[Data records]
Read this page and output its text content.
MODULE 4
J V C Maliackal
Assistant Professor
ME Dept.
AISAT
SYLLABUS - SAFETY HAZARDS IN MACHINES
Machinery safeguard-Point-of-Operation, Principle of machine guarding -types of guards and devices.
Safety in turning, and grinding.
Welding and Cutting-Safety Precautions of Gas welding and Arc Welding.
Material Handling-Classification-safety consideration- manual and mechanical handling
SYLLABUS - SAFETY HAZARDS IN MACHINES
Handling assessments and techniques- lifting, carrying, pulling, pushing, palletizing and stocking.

--- Exercise ---
Reproduce the data shown above exactly.

--- Expected answer ---
Read this page and output its text content.
MODULE 4
J V C Maliackal
Assistant Professor
ME Dept.
AISAT
SYLLABUS - SAFETY HAZARDS IN MACHINES
Machinery safeguard-Point-of-Operation, Principle of machine guarding -types of guards and devices.
Safety in turning, and grinding.
Welding and Cutting-Safety Precautions of Gas welding and Arc Welding.
Material Handling-Classification-safety consideration- manual and mechanical handling
SYLLABUS - SAFETY HAZARDS IN MACHINES
Handling assessments and techniques- lifting, carrying, pulling, pushing, palletizing and stocking.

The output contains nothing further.